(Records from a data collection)
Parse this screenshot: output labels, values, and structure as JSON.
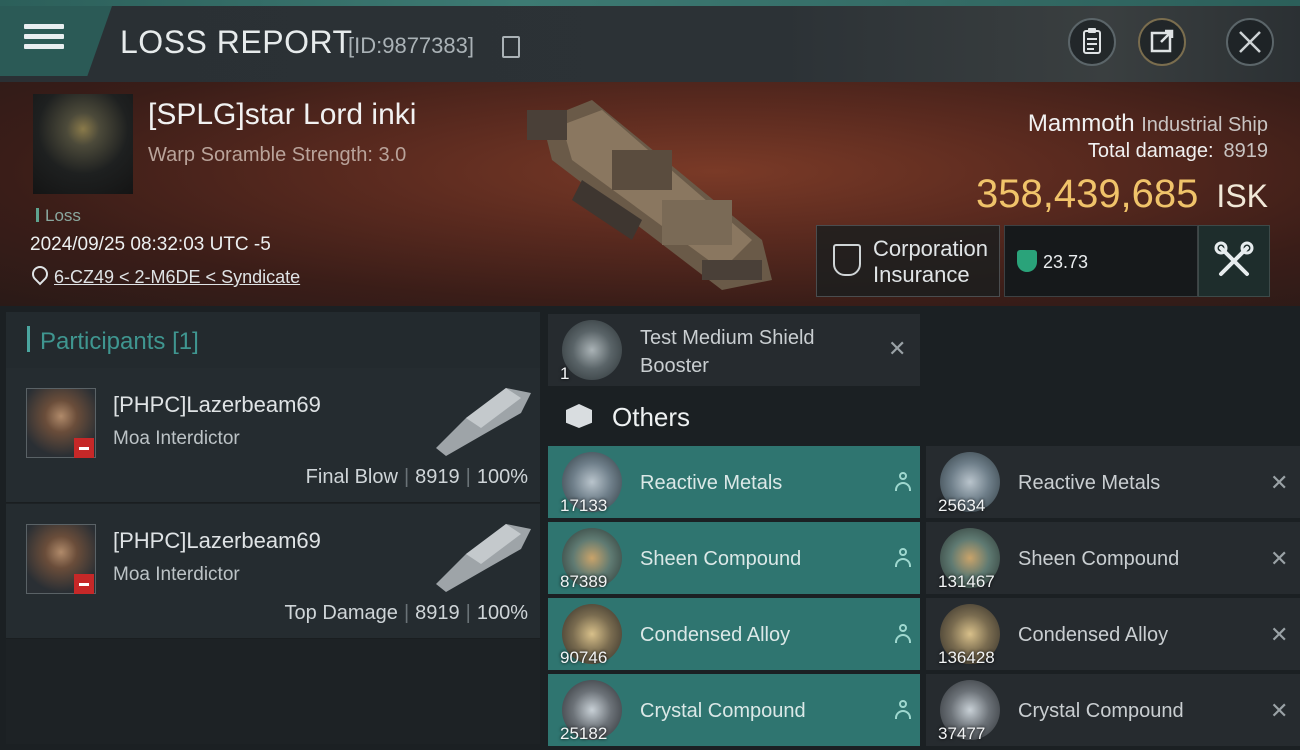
{
  "header": {
    "title": "LOSS REPORT",
    "report_id": "[ID:9877383]",
    "icons": [
      "menu-icon",
      "copy-icon",
      "clipboard-icon",
      "share-icon",
      "close-icon"
    ]
  },
  "victim": {
    "name": "[SPLG]star Lord inki",
    "warp_scramble": "Warp Soramble Strength: 3.0",
    "loss_label": "Loss",
    "timestamp": "2024/09/25 08:32:03 UTC -5",
    "location": "6-CZ49 < 2-M6DE < Syndicate",
    "ship_name": "Mammoth",
    "ship_class": "Industrial Ship",
    "total_damage_label": "Total damage:",
    "total_damage": "8919",
    "isk_value": "358,439,685",
    "isk_unit": "ISK",
    "insurance_label_1": "Corporation",
    "insurance_label_2": "Insurance",
    "insurance_value": "23.73"
  },
  "participants": {
    "title": "Participants",
    "count": "[1]",
    "rows": [
      {
        "name": "[PHPC]Lazerbeam69",
        "ship": "Moa Interdictor",
        "role": "Final Blow",
        "damage": "8919",
        "percent": "100%"
      },
      {
        "name": "[PHPC]Lazerbeam69",
        "ship": "Moa Interdictor",
        "role": "Top Damage",
        "damage": "8919",
        "percent": "100%"
      }
    ]
  },
  "module": {
    "name_1": "Test Medium Shield",
    "name_2": "Booster",
    "qty": "1"
  },
  "others": {
    "title": "Others",
    "items": [
      {
        "name": "Reactive Metals",
        "dropped_qty": "17133",
        "destroyed_name": "Reactive Metals",
        "destroyed_qty": "25634"
      },
      {
        "name": "Sheen Compound",
        "dropped_qty": "87389",
        "destroyed_name": "Sheen Compound",
        "destroyed_qty": "131467"
      },
      {
        "name": "Condensed Alloy",
        "dropped_qty": "90746",
        "destroyed_name": "Condensed Alloy",
        "destroyed_qty": "136428"
      },
      {
        "name": "Crystal Compound",
        "dropped_qty": "25182",
        "destroyed_name": "Crystal Compound",
        "destroyed_qty": "37477"
      }
    ]
  },
  "colors": {
    "accent": "#2f7570",
    "isk": "#f0c36a",
    "danger": "#c62828",
    "insurance": "#2aa37a"
  }
}
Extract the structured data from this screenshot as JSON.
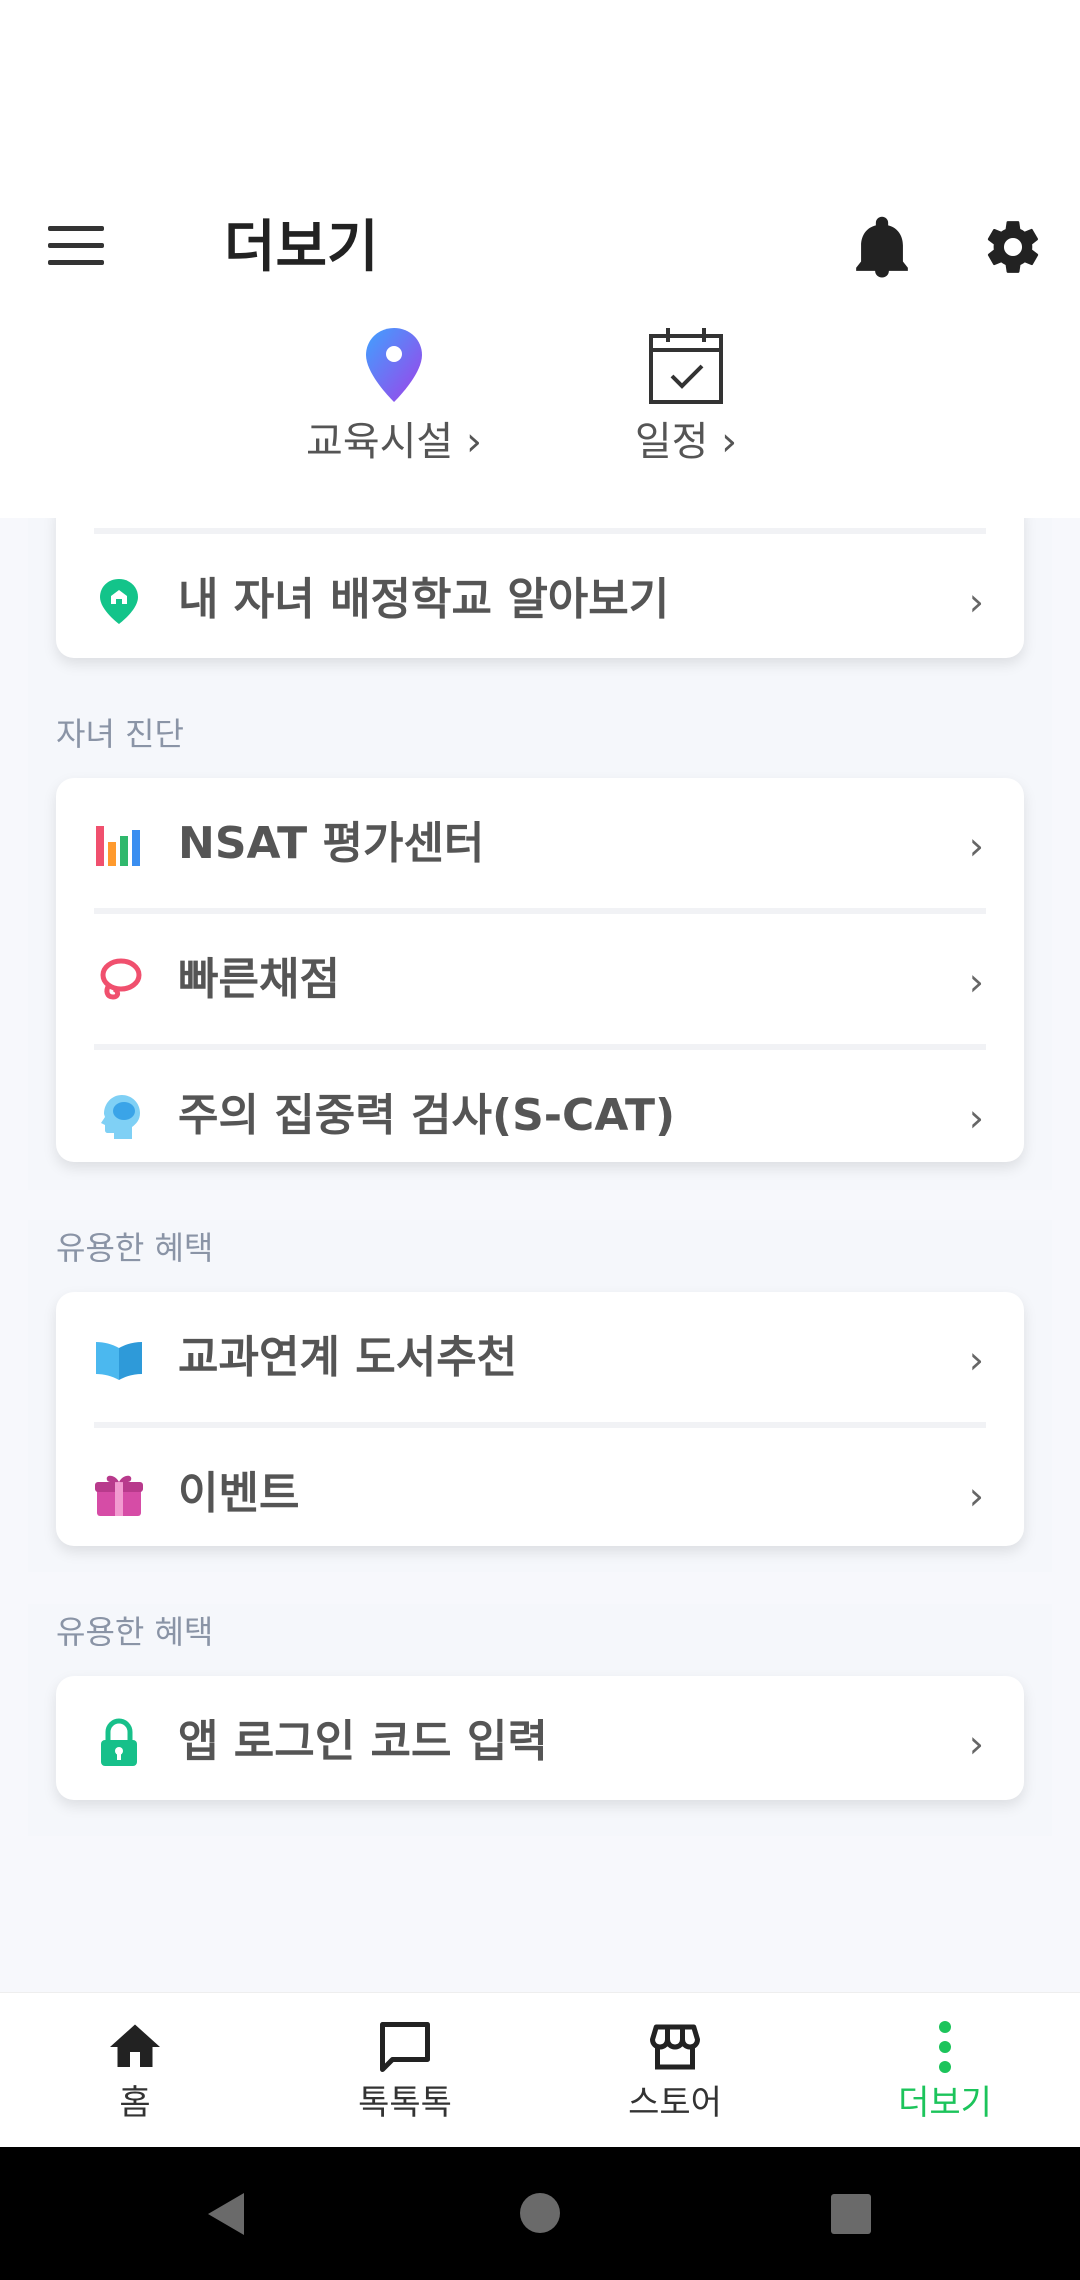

**Instructions to follow**
Drop the pictures and reproduce the rest of the entries above exactly.

**Exercise solution**
Parse this screenshot: output labels, values, and structure as JSON.
{
  "header": {
    "title": "LOSS REPORT",
    "report_id": "[ID:9877383]",
    "icons": [
      "menu-icon",
      "copy-icon",
      "clipboard-icon",
      "share-icon",
      "close-icon"
    ]
  },
  "victim": {
    "name": "[SPLG]star Lord inki",
    "warp_scramble": "Warp Soramble Strength: 3.0",
    "loss_label": "Loss",
    "timestamp": "2024/09/25 08:32:03 UTC -5",
    "location": "6-CZ49 < 2-M6DE < Syndicate",
    "ship_name": "Mammoth",
    "ship_class": "Industrial Ship",
    "total_damage_label": "Total damage:",
    "total_damage": "8919",
    "isk_value": "358,439,685",
    "isk_unit": "ISK",
    "insurance_label_1": "Corporation",
    "insurance_label_2": "Insurance",
    "insurance_value": "23.73"
  },
  "participants": {
    "title": "Participants",
    "count": "[1]",
    "rows": [
      {
        "name": "[PHPC]Lazerbeam69",
        "ship": "Moa Interdictor",
        "role": "Final Blow",
        "damage": "8919",
        "percent": "100%"
      },
      {
        "name": "[PHPC]Lazerbeam69",
        "ship": "Moa Interdictor",
        "role": "Top Damage",
        "damage": "8919",
        "percent": "100%"
      }
    ]
  },
  "module": {
    "name_1": "Test Medium Shield",
    "name_2": "Booster",
    "qty": "1"
  },
  "others": {
    "title": "Others",
    "items": [
      {
        "name": "Reactive Metals",
        "dropped_qty": "17133",
        "destroyed_name": "Reactive Metals",
        "destroyed_qty": "25634"
      },
      {
        "name": "Sheen Compound",
        "dropped_qty": "87389",
        "destroyed_name": "Sheen Compound",
        "destroyed_qty": "131467"
      },
      {
        "name": "Condensed Alloy",
        "dropped_qty": "90746",
        "destroyed_name": "Condensed Alloy",
        "destroyed_qty": "136428"
      },
      {
        "name": "Crystal Compound",
        "dropped_qty": "25182",
        "destroyed_name": "Crystal Compound",
        "destroyed_qty": "37477"
      }
    ]
  },
  "colors": {
    "accent": "#2f7570",
    "isk": "#f0c36a",
    "danger": "#c62828",
    "insurance": "#2aa37a"
  }
}
Extract the structured data from this screenshot as JSON.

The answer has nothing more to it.